» **Your assignment**
Please copy out every line in the records below that includes the word "stage".
Data for this task below:
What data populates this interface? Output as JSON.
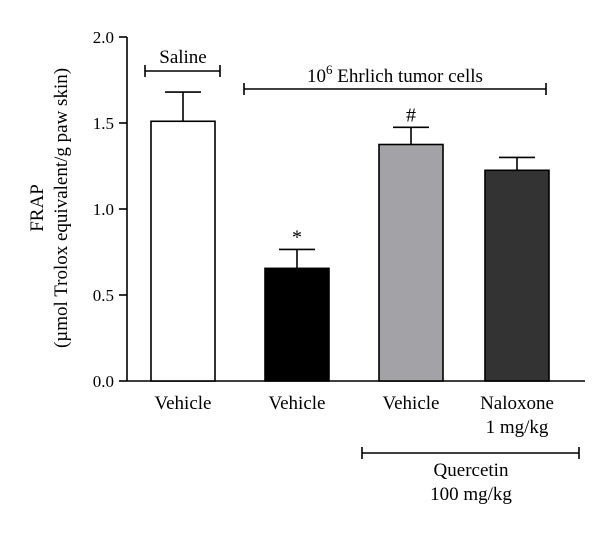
{
  "chart_data": {
    "type": "bar",
    "ylabel_line1": "FRAP",
    "ylabel_line2": "(µmol Trolox equivalent/g paw skin)",
    "ylim": [
      0,
      2.0
    ],
    "yticks": [
      "0.0",
      "0.5",
      "1.0",
      "1.5",
      "2.0"
    ],
    "ytick_values": [
      0,
      0.5,
      1.0,
      1.5,
      2.0
    ],
    "categories": [
      {
        "line1": "Vehicle",
        "line2": ""
      },
      {
        "line1": "Vehicle",
        "line2": ""
      },
      {
        "line1": "Vehicle",
        "line2": ""
      },
      {
        "line1": "Naloxone",
        "line2": "1 mg/kg"
      }
    ],
    "values": [
      1.51,
      0.655,
      1.375,
      1.225
    ],
    "errors": [
      0.17,
      0.11,
      0.1,
      0.075
    ],
    "significance": [
      "",
      "*",
      "#",
      ""
    ],
    "bar_colors": [
      "#ffffff",
      "#000000",
      "#a3a3a7",
      "#333333"
    ],
    "groups": {
      "saline": {
        "label": "Saline"
      },
      "tumor": {
        "label_base": "10",
        "label_exp": "6",
        "label_rest": " Ehrlich tumor cells"
      },
      "quercetin": {
        "line1": "Quercetin",
        "line2": "100 mg/kg"
      }
    }
  }
}
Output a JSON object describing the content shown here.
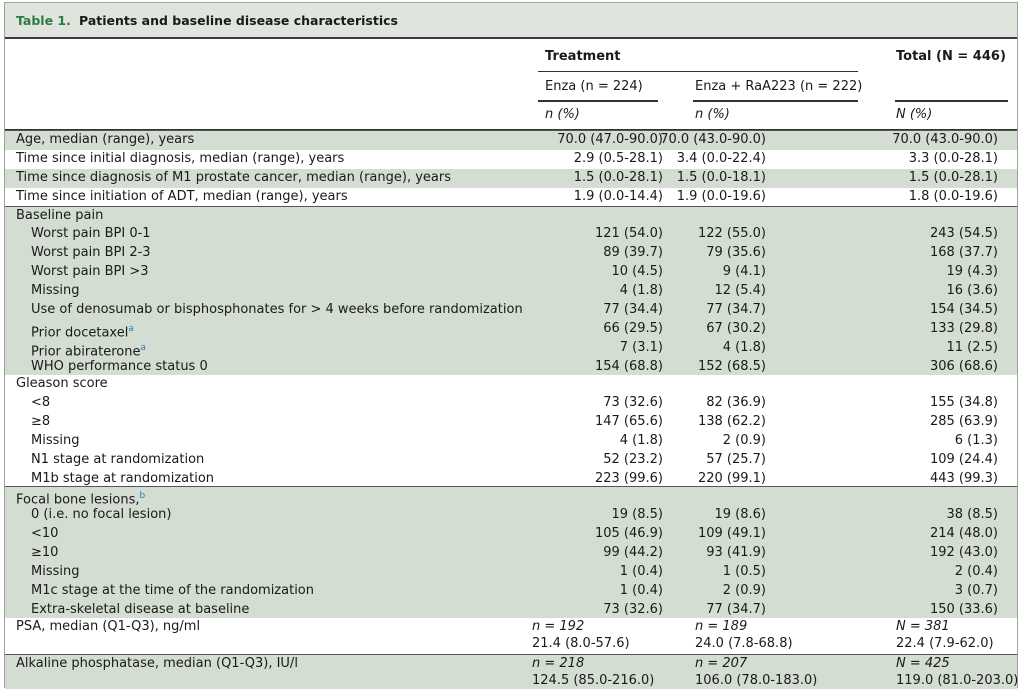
{
  "table": {
    "number": "Table 1.",
    "title": "Patients and baseline disease characteristics",
    "header": {
      "treatment": "Treatment",
      "total": "Total (N = 446)",
      "enza": "Enza (n = 224)",
      "enza_ra": "Enza + RaA223 (n = 222)",
      "n_pct_1": "n (%)",
      "n_pct_2": "n (%)",
      "n_pct_3": "N (%)"
    },
    "rows": [
      {
        "label": "Age, median (range), years",
        "enza": "70.0 (47.0-90.0)",
        "combo": "70.0 (43.0-90.0)",
        "total": "70.0 (43.0-90.0)"
      },
      {
        "label": "Time since initial diagnosis, median (range), years",
        "enza": "2.9 (0.5-28.1)",
        "combo": "3.4 (0.0-22.4)",
        "total": "3.3 (0.0-28.1)"
      },
      {
        "label": "Time since diagnosis of M1 prostate cancer, median (range), years",
        "enza": "1.5 (0.0-28.1)",
        "combo": "1.5 (0.0-18.1)",
        "total": "1.5 (0.0-28.1)"
      },
      {
        "label": "Time since initiation of ADT, median (range), years",
        "enza": "1.9 (0.0-14.4)",
        "combo": "1.9 (0.0-19.6)",
        "total": "1.8 (0.0-19.6)"
      },
      {
        "label": "Baseline pain",
        "enza": "",
        "combo": "",
        "total": ""
      },
      {
        "label": "Worst pain BPI 0-1",
        "enza": "121 (54.0)",
        "combo": "122 (55.0)",
        "total": "243 (54.5)"
      },
      {
        "label": "Worst pain BPI 2-3",
        "enza": "89 (39.7)",
        "combo": "79 (35.6)",
        "total": "168 (37.7)"
      },
      {
        "label": "Worst pain BPI >3",
        "enza": "10 (4.5)",
        "combo": "9 (4.1)",
        "total": "19 (4.3)"
      },
      {
        "label": "Missing",
        "enza": "4 (1.8)",
        "combo": "12 (5.4)",
        "total": "16 (3.6)"
      },
      {
        "label": "Use of denosumab or bisphosphonates for > 4 weeks before randomization",
        "enza": "77 (34.4)",
        "combo": "77 (34.7)",
        "total": "154 (34.5)"
      },
      {
        "label": "Prior docetaxel",
        "sup": "a",
        "enza": "66 (29.5)",
        "combo": "67 (30.2)",
        "total": "133 (29.8)"
      },
      {
        "label": "Prior abiraterone",
        "sup": "a",
        "enza": "7 (3.1)",
        "combo": "4 (1.8)",
        "total": "11 (2.5)"
      },
      {
        "label": "WHO performance status 0",
        "enza": "154 (68.8)",
        "combo": "152 (68.5)",
        "total": "306 (68.6)"
      },
      {
        "label": "Gleason score",
        "enza": "",
        "combo": "",
        "total": ""
      },
      {
        "label": "<8",
        "enza": "73 (32.6)",
        "combo": "82 (36.9)",
        "total": "155 (34.8)"
      },
      {
        "label": "≥8",
        "enza": "147 (65.6)",
        "combo": "138 (62.2)",
        "total": "285 (63.9)"
      },
      {
        "label": "Missing",
        "enza": "4 (1.8)",
        "combo": "2 (0.9)",
        "total": "6 (1.3)"
      },
      {
        "label": "N1 stage at randomization",
        "enza": "52 (23.2)",
        "combo": "57 (25.7)",
        "total": "109 (24.4)"
      },
      {
        "label": "M1b stage at randomization",
        "enza": "223 (99.6)",
        "combo": "220 (99.1)",
        "total": "443 (99.3)"
      },
      {
        "label": "Focal bone lesions,",
        "sup": "b",
        "enza": "",
        "combo": "",
        "total": ""
      },
      {
        "label": "0 (i.e. no focal lesion)",
        "enza": "19 (8.5)",
        "combo": "19 (8.6)",
        "total": "38 (8.5)"
      },
      {
        "label": "<10",
        "enza": "105 (46.9)",
        "combo": "109 (49.1)",
        "total": "214 (48.0)"
      },
      {
        "label": "≥10",
        "enza": "99 (44.2)",
        "combo": "93 (41.9)",
        "total": "192 (43.0)"
      },
      {
        "label": "Missing",
        "enza": "1 (0.4)",
        "combo": "1 (0.5)",
        "total": "2 (0.4)"
      },
      {
        "label": "M1c stage at the time of the randomization",
        "enza": "1 (0.4)",
        "combo": "2 (0.9)",
        "total": "3 (0.7)"
      },
      {
        "label": "Extra-skeletal disease at baseline",
        "enza": "73 (32.6)",
        "combo": "77 (34.7)",
        "total": "150 (33.6)"
      },
      {
        "label": "PSA, median (Q1-Q3), ng/ml",
        "enza_n": "n = 192",
        "combo_n": "n = 189",
        "total_n": "N = 381",
        "enza": "21.4 (8.0-57.6)",
        "combo": "24.0 (7.8-68.8)",
        "total": "22.4 (7.9-62.0)"
      },
      {
        "label": "Alkaline phosphatase, median (Q1-Q3), IU/l",
        "enza_n": "n = 218",
        "combo_n": "n = 207",
        "total_n": "N = 425",
        "enza": "124.5 (85.0-216.0)",
        "combo": "106.0 (78.0-183.0)",
        "total": "119.0 (81.0-203.0)"
      }
    ]
  }
}
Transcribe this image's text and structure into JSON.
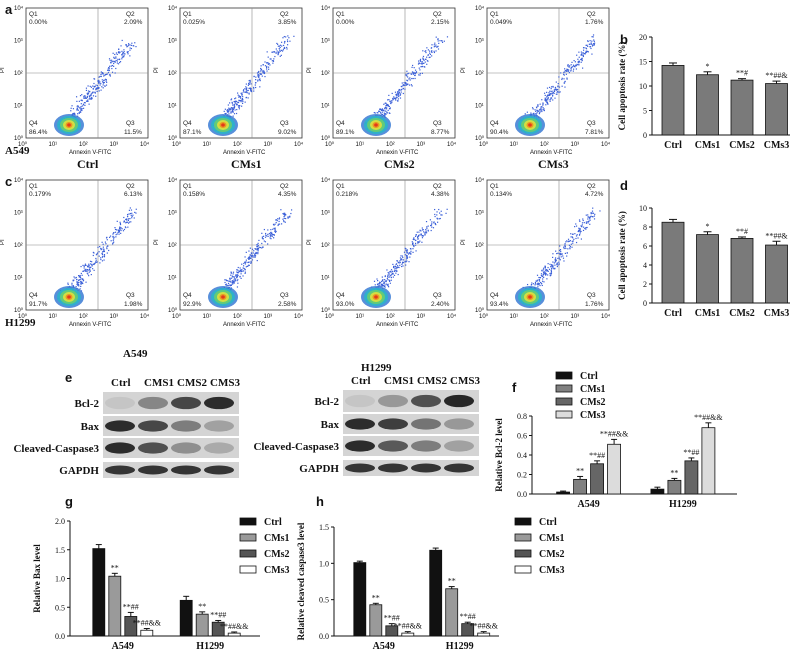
{
  "figure": {
    "panel_letters": [
      "a",
      "b",
      "c",
      "d",
      "e",
      "f",
      "g",
      "h"
    ],
    "flow_axes": {
      "xlabel": "Annexin V-FITC",
      "ylabel": "PI",
      "ticks": [
        "10⁰",
        "10¹",
        "10²",
        "10³",
        "10⁴"
      ]
    },
    "flow_rows": [
      {
        "cell_line": "A549",
        "plots": [
          {
            "group": "Ctrl",
            "q1": "0.00%",
            "q2": "2.09%",
            "q3": "11.5%",
            "q4": "86.4%"
          },
          {
            "group": "CMs1",
            "q1": "0.025%",
            "q2": "3.85%",
            "q3": "9.02%",
            "q4": "87.1%"
          },
          {
            "group": "CMs2",
            "q1": "0.00%",
            "q2": "2.15%",
            "q3": "8.77%",
            "q4": "89.1%"
          },
          {
            "group": "CMs3",
            "q1": "0.049%",
            "q2": "1.76%",
            "q3": "7.81%",
            "q4": "90.4%"
          }
        ]
      },
      {
        "cell_line": "H1299",
        "plots": [
          {
            "group": "",
            "q1": "0.179%",
            "q2": "6.13%",
            "q3": "1.98%",
            "q4": "91.7%"
          },
          {
            "group": "",
            "q1": "0.158%",
            "q2": "4.35%",
            "q3": "2.58%",
            "q4": "92.9%"
          },
          {
            "group": "",
            "q1": "0.218%",
            "q2": "4.38%",
            "q3": "2.40%",
            "q4": "93.0%"
          },
          {
            "group": "",
            "q1": "0.134%",
            "q2": "4.72%",
            "q3": "1.76%",
            "q4": "93.4%"
          }
        ]
      }
    ],
    "western": {
      "blots": [
        {
          "cell_line": "A549",
          "lanes": [
            "Ctrl",
            "CMS1",
            "CMS2",
            "CMS3"
          ],
          "bcl2": [
            0.1,
            0.45,
            0.8,
            0.95
          ],
          "bax": [
            0.95,
            0.8,
            0.5,
            0.3
          ],
          "casp": [
            0.95,
            0.75,
            0.4,
            0.25
          ],
          "gapdh": [
            0.9,
            0.9,
            0.9,
            0.9
          ]
        },
        {
          "cell_line": "H1299",
          "lanes": [
            "Ctrl",
            "CMS1",
            "CMS2",
            "CMS3"
          ],
          "bcl2": [
            0.1,
            0.35,
            0.75,
            0.98
          ],
          "bax": [
            0.95,
            0.85,
            0.55,
            0.35
          ],
          "casp": [
            0.95,
            0.7,
            0.5,
            0.3
          ],
          "gapdh": [
            0.9,
            0.9,
            0.9,
            0.9
          ]
        }
      ],
      "proteins": [
        "Bcl-2",
        "Bax",
        "Cleaved-Caspase3",
        "GAPDH"
      ]
    }
  },
  "chart_data": [
    {
      "id": "b",
      "type": "bar",
      "categories": [
        "Ctrl",
        "CMs1",
        "CMs2",
        "CMs3"
      ],
      "values": [
        14.2,
        12.3,
        11.2,
        10.5
      ],
      "errors": [
        0.5,
        0.6,
        0.3,
        0.5
      ],
      "annotations": [
        "",
        "*",
        "**#",
        "**##&"
      ],
      "ylabel": "Cell apoptosis rate (%)",
      "ylim": [
        0,
        20
      ],
      "yticks": [
        "0",
        "5",
        "10",
        "15",
        "20"
      ]
    },
    {
      "id": "d",
      "type": "bar",
      "categories": [
        "Ctrl",
        "CMs1",
        "CMs2",
        "CMs3"
      ],
      "values": [
        8.5,
        7.2,
        6.8,
        6.1
      ],
      "errors": [
        0.3,
        0.3,
        0.15,
        0.4
      ],
      "annotations": [
        "",
        "*",
        "**#",
        "**##&"
      ],
      "ylabel": "Cell apoptosis rate (%)",
      "ylim": [
        0,
        10
      ],
      "yticks": [
        "0",
        "2",
        "4",
        "6",
        "8",
        "10"
      ]
    },
    {
      "id": "f",
      "type": "bar",
      "groups": [
        "A549",
        "H1299"
      ],
      "series": [
        {
          "name": "Ctrl",
          "values": [
            0.02,
            0.05
          ],
          "errors": [
            0.01,
            0.02
          ],
          "annotations": [
            "",
            ""
          ]
        },
        {
          "name": "CMs1",
          "values": [
            0.15,
            0.14
          ],
          "errors": [
            0.03,
            0.02
          ],
          "annotations": [
            "**",
            "**"
          ]
        },
        {
          "name": "CMs2",
          "values": [
            0.31,
            0.34
          ],
          "errors": [
            0.03,
            0.03
          ],
          "annotations": [
            "**##",
            "**##"
          ]
        },
        {
          "name": "CMs3",
          "values": [
            0.51,
            0.68
          ],
          "errors": [
            0.05,
            0.05
          ],
          "annotations": [
            "**##&&",
            "**##&&"
          ]
        }
      ],
      "ylabel": "Relative Bcl-2 level",
      "ylim": [
        0,
        0.8
      ],
      "yticks": [
        "0.0",
        "0.2",
        "0.4",
        "0.6",
        "0.8"
      ],
      "colors": [
        "#111111",
        "#808080",
        "#666666",
        "#dcdcdc"
      ]
    },
    {
      "id": "g",
      "type": "bar",
      "groups": [
        "A549",
        "H1299"
      ],
      "series": [
        {
          "name": "Ctrl",
          "values": [
            1.52,
            0.62
          ],
          "errors": [
            0.07,
            0.07
          ],
          "annotations": [
            "",
            ""
          ]
        },
        {
          "name": "CMs1",
          "values": [
            1.04,
            0.38
          ],
          "errors": [
            0.05,
            0.04
          ],
          "annotations": [
            "**",
            "**"
          ]
        },
        {
          "name": "CMs2",
          "values": [
            0.34,
            0.24
          ],
          "errors": [
            0.07,
            0.03
          ],
          "annotations": [
            "**##",
            "**##"
          ]
        },
        {
          "name": "CMs3",
          "values": [
            0.1,
            0.05
          ],
          "errors": [
            0.03,
            0.02
          ],
          "annotations": [
            "**##&&",
            "**##&&"
          ]
        }
      ],
      "ylabel": "Relative Bax level",
      "ylim": [
        0,
        2.0
      ],
      "yticks": [
        "0.0",
        "0.5",
        "1.0",
        "1.5",
        "2.0"
      ],
      "colors": [
        "#111111",
        "#9a9a9a",
        "#555555",
        "#ffffff"
      ]
    },
    {
      "id": "h",
      "type": "bar",
      "groups": [
        "A549",
        "H1299"
      ],
      "series": [
        {
          "name": "Ctrl",
          "values": [
            1.01,
            1.18
          ],
          "errors": [
            0.02,
            0.03
          ],
          "annotations": [
            "",
            ""
          ]
        },
        {
          "name": "CMs1",
          "values": [
            0.43,
            0.65
          ],
          "errors": [
            0.02,
            0.03
          ],
          "annotations": [
            "**",
            "**"
          ]
        },
        {
          "name": "CMs2",
          "values": [
            0.14,
            0.17
          ],
          "errors": [
            0.03,
            0.02
          ],
          "annotations": [
            "**##",
            "**##"
          ]
        },
        {
          "name": "CMs3",
          "values": [
            0.04,
            0.04
          ],
          "errors": [
            0.02,
            0.02
          ],
          "annotations": [
            "**##&&",
            "**##&&"
          ]
        }
      ],
      "ylabel": "Relative cleaved caspase3 level",
      "ylim": [
        0,
        1.5
      ],
      "yticks": [
        "0.0",
        "0.5",
        "1.0",
        "1.5"
      ],
      "colors": [
        "#111111",
        "#9a9a9a",
        "#555555",
        "#ffffff"
      ]
    }
  ]
}
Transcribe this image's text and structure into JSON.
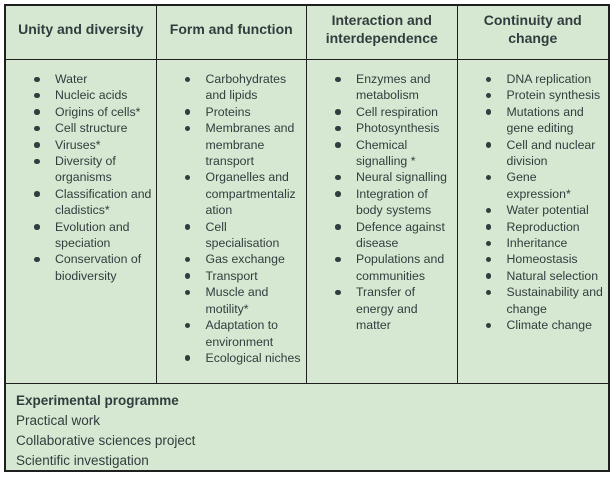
End of Data for this task.
» **Worked solution**
        "label": "N1 stage at randomization",
        "label": "M1b stage at randomization",
        "label": "M1c stage at the time of the randomization",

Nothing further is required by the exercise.